Each line holding the word "JSON" counts once; give the total and nothing more.

#### RECORDS PROVIDED ####

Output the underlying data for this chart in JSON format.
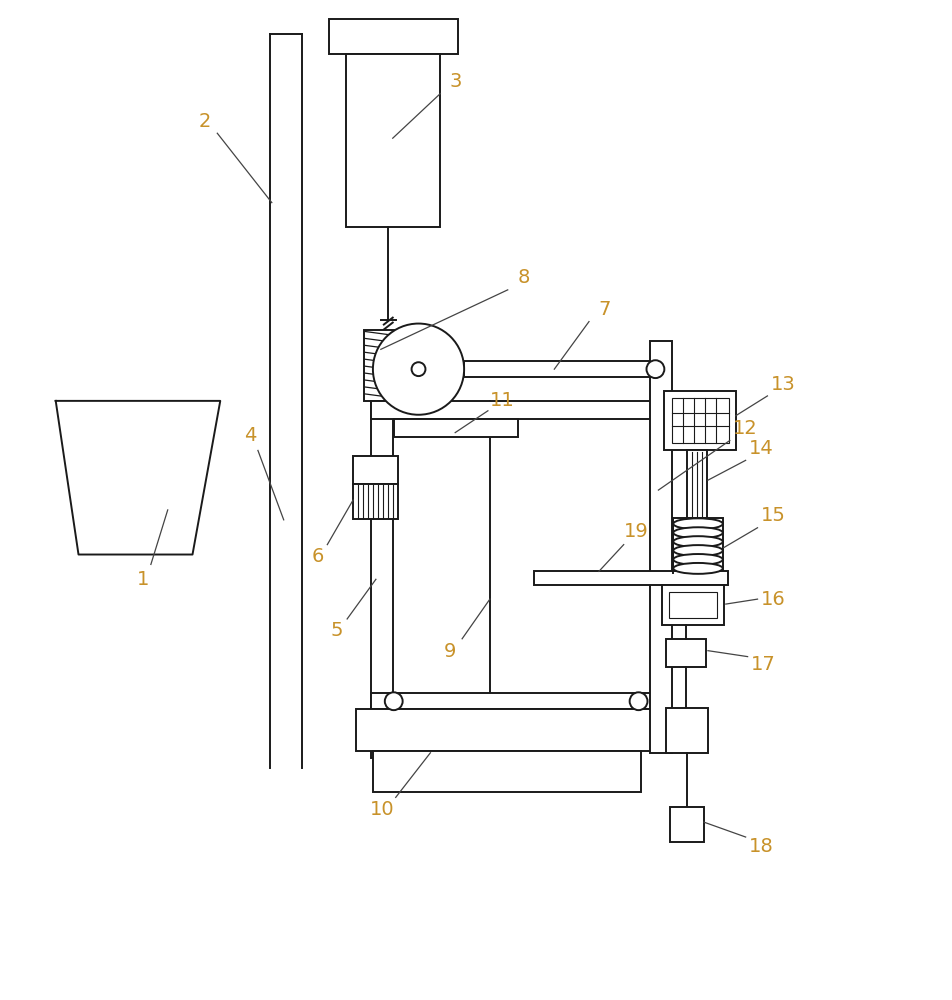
{
  "bg_color": "#ffffff",
  "line_color": "#1a1a1a",
  "label_color": "#c8922a",
  "lw": 1.4,
  "fig_width": 9.53,
  "fig_height": 10.0
}
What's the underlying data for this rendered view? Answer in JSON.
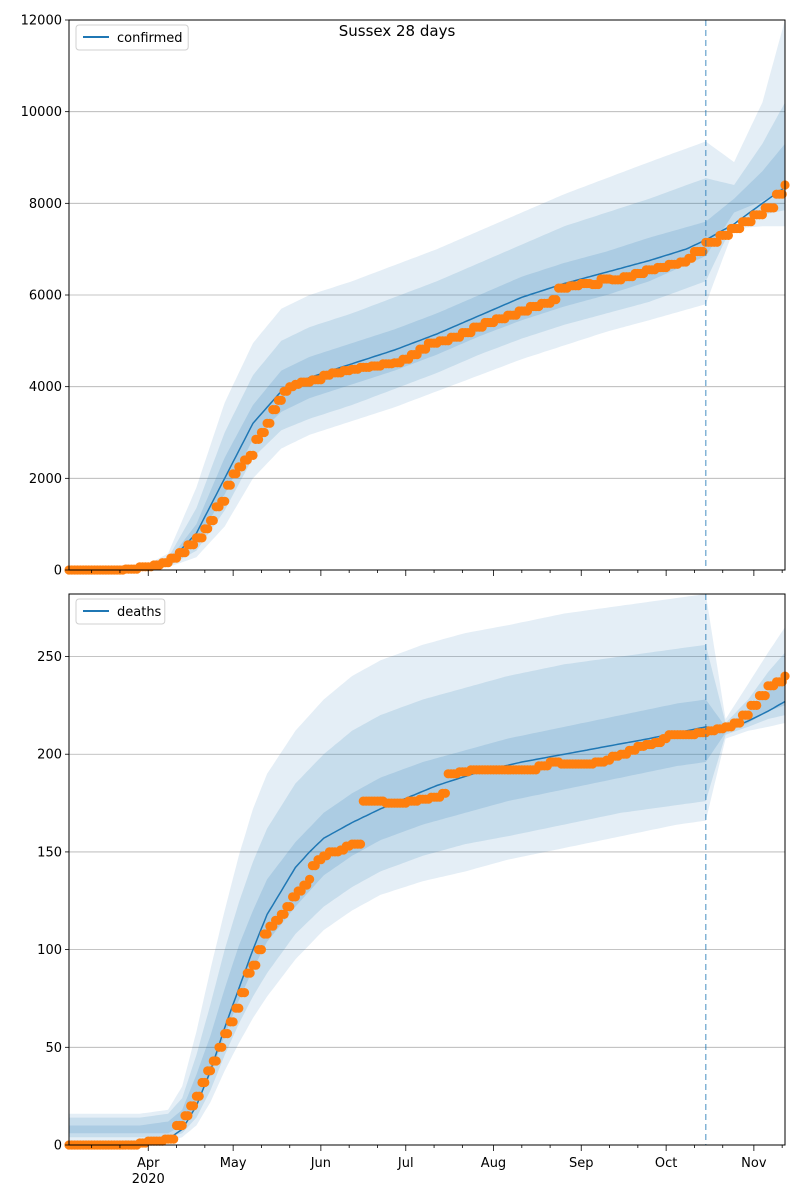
{
  "title": "Sussex 28 days",
  "colors": {
    "model": "#1f77b4",
    "observed": "#ff7f0e",
    "grid": "#b0b0b0"
  },
  "chart_data": [
    {
      "type": "line",
      "legend": "confirmed",
      "legend_position": "top-left",
      "grid": "y",
      "ylim": [
        0,
        12000
      ],
      "yticks": [
        0,
        2000,
        4000,
        6000,
        8000,
        10000,
        12000
      ],
      "xlim_day": [
        0,
        253
      ],
      "forecast_start_day": 225,
      "model_knots": [
        [
          0,
          0
        ],
        [
          25,
          15
        ],
        [
          35,
          150
        ],
        [
          45,
          800
        ],
        [
          55,
          2000
        ],
        [
          65,
          3200
        ],
        [
          75,
          3900
        ],
        [
          85,
          4200
        ],
        [
          100,
          4500
        ],
        [
          115,
          4800
        ],
        [
          130,
          5150
        ],
        [
          145,
          5550
        ],
        [
          160,
          5950
        ],
        [
          175,
          6250
        ],
        [
          190,
          6500
        ],
        [
          205,
          6750
        ],
        [
          218,
          7000
        ],
        [
          225,
          7200
        ],
        [
          235,
          7550
        ],
        [
          245,
          8000
        ],
        [
          253,
          8350
        ]
      ],
      "band_knots": [
        [
          0,
          0,
          0,
          0,
          0,
          0,
          0
        ],
        [
          25,
          5,
          8,
          12,
          18,
          25,
          35
        ],
        [
          35,
          60,
          80,
          110,
          190,
          260,
          360
        ],
        [
          45,
          280,
          420,
          600,
          1000,
          1350,
          1800
        ],
        [
          55,
          950,
          1300,
          1650,
          2450,
          3000,
          3650
        ],
        [
          65,
          2000,
          2450,
          2850,
          3600,
          4250,
          4950
        ],
        [
          75,
          2650,
          3050,
          3450,
          4350,
          5000,
          5700
        ],
        [
          85,
          2950,
          3300,
          3750,
          4650,
          5300,
          6000
        ],
        [
          100,
          3250,
          3600,
          4050,
          4950,
          5600,
          6300
        ],
        [
          115,
          3550,
          3950,
          4350,
          5250,
          5950,
          6650
        ],
        [
          130,
          3900,
          4300,
          4700,
          5600,
          6300,
          7000
        ],
        [
          145,
          4250,
          4700,
          5100,
          6000,
          6700,
          7400
        ],
        [
          160,
          4600,
          5050,
          5450,
          6400,
          7100,
          7800
        ],
        [
          175,
          4900,
          5350,
          5750,
          6700,
          7500,
          8200
        ],
        [
          190,
          5200,
          5600,
          6000,
          6950,
          7800,
          8550
        ],
        [
          205,
          5450,
          5850,
          6300,
          7250,
          8100,
          8900
        ],
        [
          225,
          5800,
          6300,
          6850,
          7600,
          8550,
          9350
        ],
        [
          235,
          7450,
          7600,
          7800,
          8100,
          8400,
          8900
        ],
        [
          245,
          7500,
          7750,
          8050,
          8700,
          9300,
          10200
        ],
        [
          253,
          7500,
          7850,
          8300,
          9300,
          10200,
          12000
        ]
      ],
      "observed_steps": [
        [
          0,
          0
        ],
        [
          20,
          20
        ],
        [
          25,
          70
        ],
        [
          30,
          110
        ],
        [
          33,
          160
        ],
        [
          36,
          260
        ],
        [
          39,
          380
        ],
        [
          42,
          550
        ],
        [
          45,
          700
        ],
        [
          48,
          900
        ],
        [
          50,
          1080
        ],
        [
          52,
          1380
        ],
        [
          54,
          1500
        ],
        [
          56,
          1850
        ],
        [
          58,
          2100
        ],
        [
          60,
          2250
        ],
        [
          62,
          2400
        ],
        [
          64,
          2500
        ],
        [
          66,
          2850
        ],
        [
          68,
          3000
        ],
        [
          70,
          3200
        ],
        [
          72,
          3500
        ],
        [
          74,
          3700
        ],
        [
          76,
          3900
        ],
        [
          78,
          4000
        ],
        [
          80,
          4050
        ],
        [
          82,
          4100
        ],
        [
          86,
          4150
        ],
        [
          90,
          4250
        ],
        [
          93,
          4300
        ],
        [
          97,
          4350
        ],
        [
          100,
          4380
        ],
        [
          103,
          4420
        ],
        [
          107,
          4450
        ],
        [
          111,
          4500
        ],
        [
          115,
          4520
        ],
        [
          118,
          4600
        ],
        [
          121,
          4700
        ],
        [
          124,
          4820
        ],
        [
          127,
          4950
        ],
        [
          131,
          5000
        ],
        [
          135,
          5080
        ],
        [
          139,
          5180
        ],
        [
          143,
          5300
        ],
        [
          147,
          5400
        ],
        [
          151,
          5480
        ],
        [
          155,
          5560
        ],
        [
          159,
          5650
        ],
        [
          163,
          5750
        ],
        [
          167,
          5820
        ],
        [
          171,
          5900
        ],
        [
          173,
          6150
        ],
        [
          177,
          6200
        ],
        [
          181,
          6250
        ],
        [
          185,
          6230
        ],
        [
          188,
          6350
        ],
        [
          192,
          6330
        ],
        [
          196,
          6400
        ],
        [
          200,
          6470
        ],
        [
          204,
          6550
        ],
        [
          208,
          6600
        ],
        [
          212,
          6670
        ],
        [
          216,
          6720
        ],
        [
          219,
          6800
        ],
        [
          221,
          6950
        ],
        [
          225,
          7150
        ],
        [
          230,
          7300
        ],
        [
          234,
          7450
        ],
        [
          238,
          7600
        ],
        [
          242,
          7750
        ],
        [
          246,
          7900
        ],
        [
          250,
          8200
        ],
        [
          253,
          8400
        ]
      ]
    },
    {
      "type": "line",
      "legend": "deaths",
      "legend_position": "top-left",
      "grid": "y",
      "ylim": [
        0,
        282
      ],
      "yticks": [
        0,
        50,
        100,
        150,
        200,
        250
      ],
      "xlim_day": [
        0,
        253
      ],
      "forecast_start_day": 225,
      "x_tick_labels": [
        "Apr\n2020",
        "May",
        "Jun",
        "Jul",
        "Aug",
        "Sep",
        "Oct",
        "Nov"
      ],
      "x_tick_days": [
        28,
        58,
        89,
        119,
        150,
        181,
        211,
        242
      ],
      "model_knots": [
        [
          0,
          0
        ],
        [
          30,
          1
        ],
        [
          35,
          3
        ],
        [
          40,
          8
        ],
        [
          45,
          20
        ],
        [
          50,
          38
        ],
        [
          55,
          60
        ],
        [
          60,
          80
        ],
        [
          65,
          100
        ],
        [
          70,
          118
        ],
        [
          75,
          130
        ],
        [
          80,
          142
        ],
        [
          85,
          150
        ],
        [
          90,
          157
        ],
        [
          100,
          165
        ],
        [
          110,
          172
        ],
        [
          120,
          178
        ],
        [
          130,
          184
        ],
        [
          145,
          191
        ],
        [
          160,
          196
        ],
        [
          175,
          200
        ],
        [
          190,
          204
        ],
        [
          205,
          208
        ],
        [
          215,
          211
        ],
        [
          225,
          214
        ],
        [
          232,
          212
        ],
        [
          240,
          217
        ],
        [
          247,
          222
        ],
        [
          253,
          227
        ]
      ],
      "band_knots": [
        [
          0,
          2,
          4,
          6,
          10,
          14,
          16
        ],
        [
          25,
          2,
          4,
          6,
          10,
          14,
          16
        ],
        [
          35,
          2,
          4,
          6,
          12,
          16,
          18
        ],
        [
          40,
          4,
          6,
          10,
          18,
          24,
          30
        ],
        [
          45,
          10,
          14,
          20,
          36,
          46,
          58
        ],
        [
          50,
          22,
          28,
          36,
          56,
          72,
          90
        ],
        [
          55,
          38,
          46,
          56,
          80,
          100,
          120
        ],
        [
          60,
          52,
          62,
          74,
          102,
          124,
          148
        ],
        [
          65,
          65,
          76,
          90,
          120,
          145,
          172
        ],
        [
          70,
          76,
          88,
          104,
          136,
          162,
          190
        ],
        [
          80,
          95,
          108,
          122,
          155,
          185,
          212
        ],
        [
          90,
          110,
          122,
          138,
          170,
          200,
          228
        ],
        [
          100,
          120,
          132,
          148,
          180,
          212,
          240
        ],
        [
          110,
          128,
          140,
          156,
          188,
          220,
          248
        ],
        [
          125,
          135,
          148,
          164,
          196,
          228,
          256
        ],
        [
          140,
          140,
          154,
          170,
          202,
          234,
          262
        ],
        [
          155,
          146,
          158,
          176,
          208,
          240,
          266
        ],
        [
          175,
          152,
          164,
          182,
          214,
          246,
          272
        ],
        [
          195,
          158,
          170,
          188,
          220,
          250,
          276
        ],
        [
          215,
          164,
          174,
          194,
          226,
          254,
          280
        ],
        [
          225,
          166,
          176,
          196,
          228,
          256,
          282
        ],
        [
          232,
          208,
          210,
          211,
          214,
          216,
          218
        ],
        [
          240,
          212,
          214,
          216,
          222,
          228,
          236
        ],
        [
          247,
          214,
          218,
          222,
          232,
          242,
          252
        ],
        [
          253,
          216,
          220,
          225,
          240,
          252,
          265
        ]
      ],
      "observed_steps": [
        [
          0,
          0
        ],
        [
          20,
          0
        ],
        [
          25,
          1
        ],
        [
          28,
          2
        ],
        [
          34,
          3
        ],
        [
          37,
          3
        ],
        [
          38,
          10
        ],
        [
          41,
          15
        ],
        [
          43,
          20
        ],
        [
          45,
          25
        ],
        [
          47,
          32
        ],
        [
          49,
          38
        ],
        [
          51,
          43
        ],
        [
          53,
          50
        ],
        [
          55,
          57
        ],
        [
          57,
          63
        ],
        [
          59,
          70
        ],
        [
          61,
          78
        ],
        [
          63,
          88
        ],
        [
          65,
          92
        ],
        [
          67,
          100
        ],
        [
          69,
          108
        ],
        [
          71,
          112
        ],
        [
          73,
          115
        ],
        [
          75,
          118
        ],
        [
          77,
          122
        ],
        [
          79,
          127
        ],
        [
          81,
          130
        ],
        [
          83,
          133
        ],
        [
          85,
          136
        ],
        [
          86,
          143
        ],
        [
          88,
          146
        ],
        [
          90,
          148
        ],
        [
          92,
          150
        ],
        [
          94,
          150
        ],
        [
          96,
          151
        ],
        [
          98,
          153
        ],
        [
          100,
          154
        ],
        [
          102,
          154
        ],
        [
          104,
          176
        ],
        [
          108,
          176
        ],
        [
          112,
          175
        ],
        [
          116,
          175
        ],
        [
          120,
          176
        ],
        [
          124,
          177
        ],
        [
          128,
          178
        ],
        [
          132,
          180
        ],
        [
          134,
          190
        ],
        [
          138,
          191
        ],
        [
          142,
          192
        ],
        [
          146,
          192
        ],
        [
          150,
          192
        ],
        [
          154,
          192
        ],
        [
          158,
          192
        ],
        [
          162,
          192
        ],
        [
          166,
          194
        ],
        [
          170,
          196
        ],
        [
          174,
          195
        ],
        [
          178,
          195
        ],
        [
          182,
          195
        ],
        [
          186,
          196
        ],
        [
          190,
          197
        ],
        [
          192,
          199
        ],
        [
          195,
          200
        ],
        [
          198,
          202
        ],
        [
          201,
          204
        ],
        [
          204,
          205
        ],
        [
          207,
          206
        ],
        [
          210,
          208
        ],
        [
          212,
          210
        ],
        [
          217,
          210
        ],
        [
          222,
          211
        ],
        [
          226,
          212
        ],
        [
          229,
          213
        ],
        [
          232,
          214
        ],
        [
          235,
          216
        ],
        [
          238,
          220
        ],
        [
          241,
          225
        ],
        [
          244,
          230
        ],
        [
          247,
          235
        ],
        [
          250,
          237
        ],
        [
          253,
          240
        ]
      ]
    }
  ]
}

####

## TASK ANSWER
2